start

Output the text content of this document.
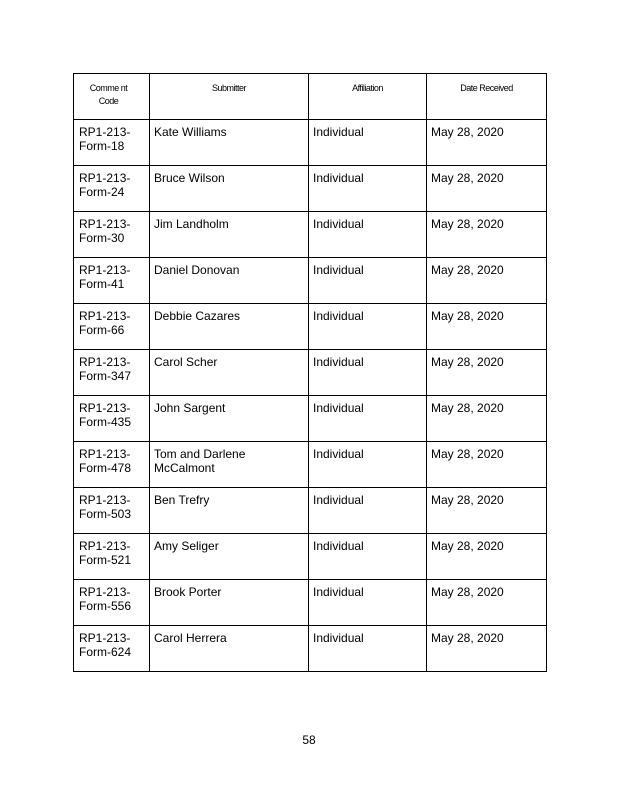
Comme nt Code	Submitter	Affiliation	Date Received
RP1-213-Form-18	Kate Williams	Individual	May 28, 2020
RP1-213-Form-24	Bruce Wilson	Individual	May 28, 2020
RP1-213-Form-30	Jim Landholm	Individual	May 28, 2020
RP1-213-Form-41	Daniel Donovan	Individual	May 28, 2020
RP1-213-Form-66	Debbie Cazares	Individual	May 28, 2020
RP1-213-Form-347	Carol Scher	Individual	May 28, 2020
RP1-213-Form-435	John Sargent	Individual	May 28, 2020
RP1-213-Form-478	Tom and Darlene McCalmont	Individual	May 28, 2020
RP1-213-Form-503	Ben Trefry	Individual	May 28, 2020
RP1-213-Form-521	Amy Seliger	Individual	May 28, 2020
RP1-213-Form-556	Brook Porter	Individual	May 28, 2020
RP1-213-Form-624	Carol Herrera	Individual	May 28, 2020
58
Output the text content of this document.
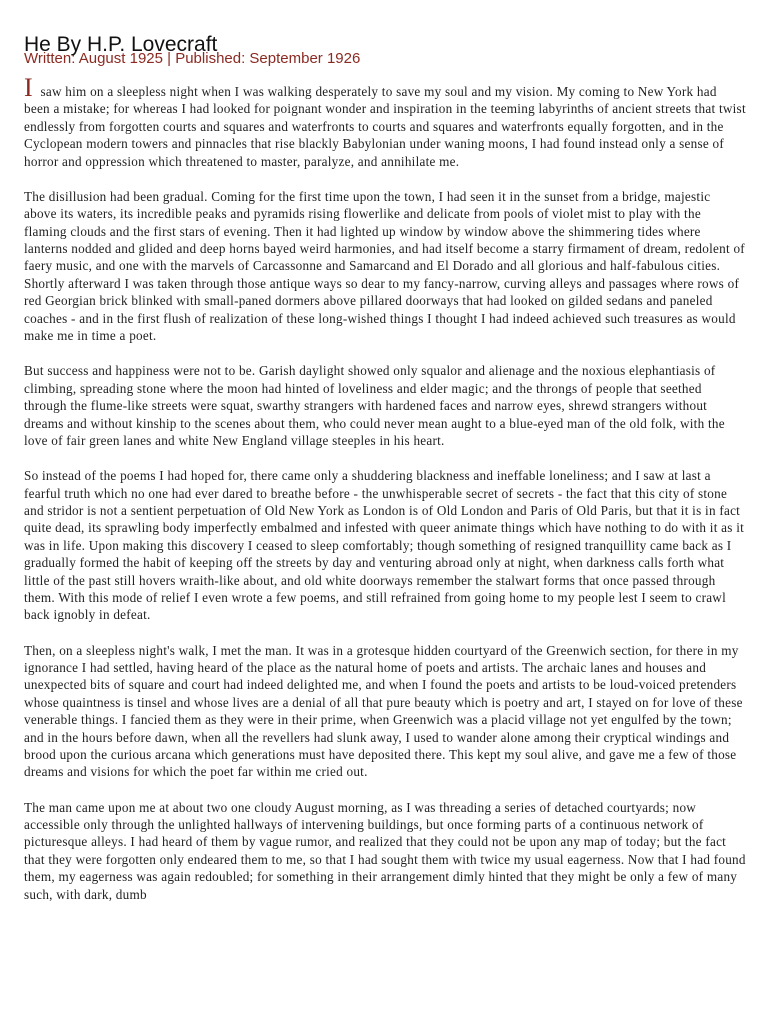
He By H.P. Lovecraft
Written: August 1925 | Published: September 1926

I saw him on a sleepless night when I was walking desperately to save my soul and my vision. My coming to New York had been a mistake; for whereas I had looked for poignant wonder and inspiration in the teeming labyrinths of ancient streets that twist endlessly from forgotten courts and squares and waterfronts to courts and squares and waterfronts equally forgotten, and in the Cyclopean modern towers and pinnacles that rise blackly Babylonian under waning moons, I had found instead only a sense of horror and oppression which threatened to master, paralyze, and annihilate me.

The disillusion had been gradual. Coming for the first time upon the town, I had seen it in the sunset from a bridge, majestic above its waters, its incredible peaks and pyramids rising flowerlike and delicate from pools of violet mist to play with the flaming clouds and the first stars of evening. Then it had lighted up window by window above the shimmering tides where lanterns nodded and glided and deep horns bayed weird harmonies, and had itself become a starry firmament of dream, redolent of faery music, and one with the marvels of Carcassonne and Samarcand and El Dorado and all glorious and half-fabulous cities. Shortly afterward I was taken through those antique ways so dear to my fancy-narrow, curving alleys and passages where rows of red Georgian brick blinked with small-paned dormers above pillared doorways that had looked on gilded sedans and paneled coaches - and in the first flush of realization of these long-wished things I thought I had indeed achieved such treasures as would make me in time a poet.

But success and happiness were not to be. Garish daylight showed only squalor and alienage and the noxious elephantiasis of climbing, spreading stone where the moon had hinted of loveliness and elder magic; and the throngs of people that seethed through the flume-like streets were squat, swarthy strangers with hardened faces and narrow eyes, shrewd strangers without dreams and without kinship to the scenes about them, who could never mean aught to a blue-eyed man of the old folk, with the love of fair green lanes and white New England village steeples in his heart.

So instead of the poems I had hoped for, there came only a shuddering blackness and ineffable loneliness; and I saw at last a fearful truth which no one had ever dared to breathe before - the unwhisperable secret of secrets - the fact that this city of stone and stridor is not a sentient perpetuation of Old New York as London is of Old London and Paris of Old Paris, but that it is in fact quite dead, its sprawling body imperfectly embalmed and infested with queer animate things which have nothing to do with it as it was in life. Upon making this discovery I ceased to sleep comfortably; though something of resigned tranquillity came back as I gradually formed the habit of keeping off the streets by day and venturing abroad only at night, when darkness calls forth what little of the past still hovers wraith-like about, and old white doorways remember the stalwart forms that once passed through them. With this mode of relief I even wrote a few poems, and still refrained from going home to my people lest I seem to crawl back ignobly in defeat.

Then, on a sleepless night's walk, I met the man. It was in a grotesque hidden courtyard of the Greenwich section, for there in my ignorance I had settled, having heard of the place as the natural home of poets and artists. The archaic lanes and houses and unexpected bits of square and court had indeed delighted me, and when I found the poets and artists to be loud-voiced pretenders whose quaintness is tinsel and whose lives are a denial of all that pure beauty which is poetry and art, I stayed on for love of these venerable things. I fancied them as they were in their prime, when Greenwich was a placid village not yet engulfed by the town; and in the hours before dawn, when all the revellers had slunk away, I used to wander alone among their cryptical windings and brood upon the curious arcana which generations must have deposited there. This kept my soul alive, and gave me a few of those dreams and visions for which the poet far within me cried out.

The man came upon me at about two one cloudy August morning, as I was threading a series of detached courtyards; now accessible only through the unlighted hallways of intervening buildings, but once forming parts of a continuous network of picturesque alleys. I had heard of them by vague rumor, and realized that they could not be upon any map of today; but the fact that they were forgotten only endeared them to me, so that I had sought them with twice my usual eagerness. Now that I had found them, my eagerness was again redoubled; for something in their arrangement dimly hinted that they might be only a few of many such, with dark, dumb
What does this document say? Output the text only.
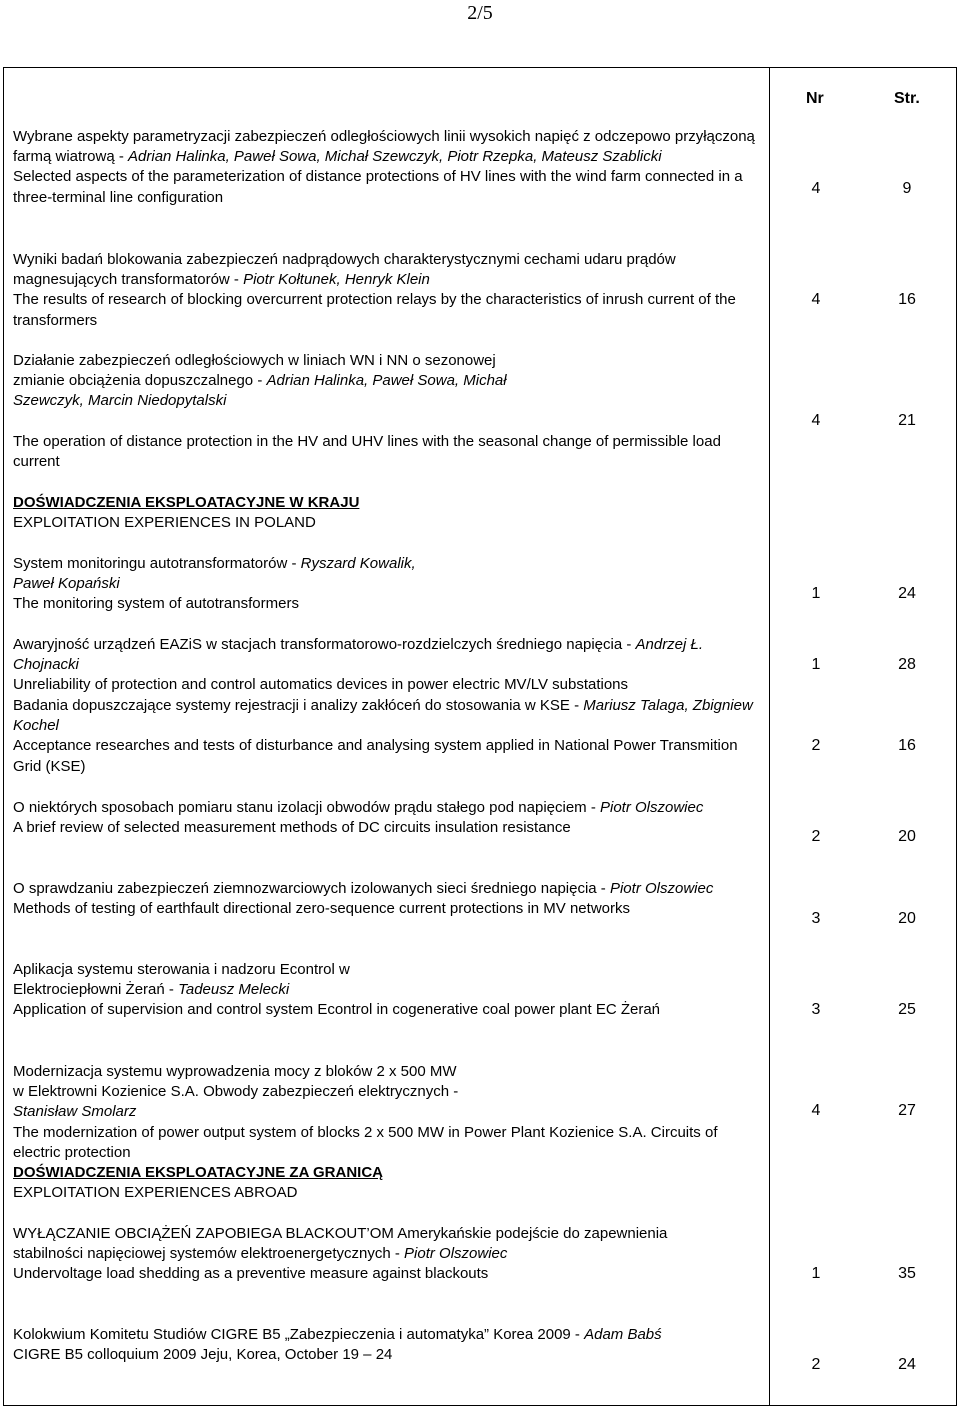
2/5
Nr	Str.

Wybrane aspekty parametryzacji zabezpieczeń odległościowych linii wysokich napięć z odczepowo przyłączoną farmą wiatrową - Adrian Halinka, Paweł Sowa, Michał Szewczyk, Piotr Rzepka, Mateusz Szablicki

Selected aspects of the parameterization of distance protections of HV lines with the wind farm connected in a three-terminal line configuration

4	9

Wyniki badań blokowania zabezpieczeń nadprądowych charakterystycznymi cechami udaru prądów magnesujących transformatorów - Piotr Kołtunek, Henryk Klein

The results of research of blocking overcurrent protection relays by the characteristics of inrush current of the transformers

4	16

Działanie zabezpieczeń odległościowych w liniach WN i NN o sezonowej zmianie obciążenia dopuszczalnego - Adrian Halinka, Paweł Sowa, Michał Szewczyk, Marcin Niedopytalski

The operation of distance protection in the HV and UHV lines with the seasonal change of permissible load current

4	21

DOŚWIADCZENIA EKSPLOATACYJNE W KRAJU

EXPLOITATION EXPERIENCES IN POLAND

System monitoringu autotransformatorów - Ryszard Kowalik, Paweł Kopański

The monitoring system of autotransformers

1	24

Awaryjność urządzeń EAZiS w stacjach transformatorowo-rozdzielczych średniego napięcia - Andrzej Ł. Chojnacki

Unreliability of protection and control automatics devices in power electric MV/LV substations

1	28

Badania dopuszczające systemy rejestracji i analizy zakłóceń do stosowania w KSE - Mariusz Talaga, Zbigniew Kochel

Acceptance researches and tests of disturbance and analysing system applied in National Power Transmition Grid (KSE)

2	16

O niektórych sposobach pomiaru stanu izolacji obwodów prądu stałego pod napięciem - Piotr Olszowiec

A brief review of selected measurement methods of DC circuits insulation resistance

2	20

O sprawdzaniu zabezpieczeń ziemnozwarciowych izolowanych sieci średniego napięcia - Piotr Olszowiec

Methods of testing of earthfault directional zero-sequence current protections in MV networks

3	20

Aplikacja systemu sterowania i nadzoru Econtrol w Elektrociepłowni Żerań - Tadeusz Melecki

Application of supervision and control system Econtrol in cogenerative coal power plant EC Żerań	3	25

Modernizacja systemu wyprowadzenia mocy z bloków 2 x 500 MW w Elektrowni Kozienice S.A. Obwody zabezpieczeń elektrycznych - Stanisław Smolarz

The modernization of power output system of blocks 2 x 500 MW in Power Plant Kozienice S.A. Circuits of electric protection

4	27

DOŚWIADCZENIA EKSPLOATACYJNE ZA GRANICĄ

EXPLOITATION EXPERIENCES ABROAD

WYŁĄCZANIE OBCIĄŻEŃ ZAPOBIEGA BLACKOUT’OM Amerykańskie podejście do zapewnienia stabilności napięciowej systemów elektroenergetycznych - Piotr Olszowiec

Undervoltage load shedding as a preventive measure against blackouts	1	35

Kolokwium Komitetu Studiów CIGRE B5 „Zabezpieczenia i automatyka” Korea 2009 - Adam Babś

CIGRE B5 colloquium 2009 Jeju, Korea, October 19 – 24

2	24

end

» EXERCISE REQUIREMENTS
Pull out each line holding the string "Carol".

» TASK RESPONSE
RP1-213-Form-347	Carol Scher	Individual	May 28, 2020
RP1-213-Form-624	Carol Herrera	Individual	May 28, 2020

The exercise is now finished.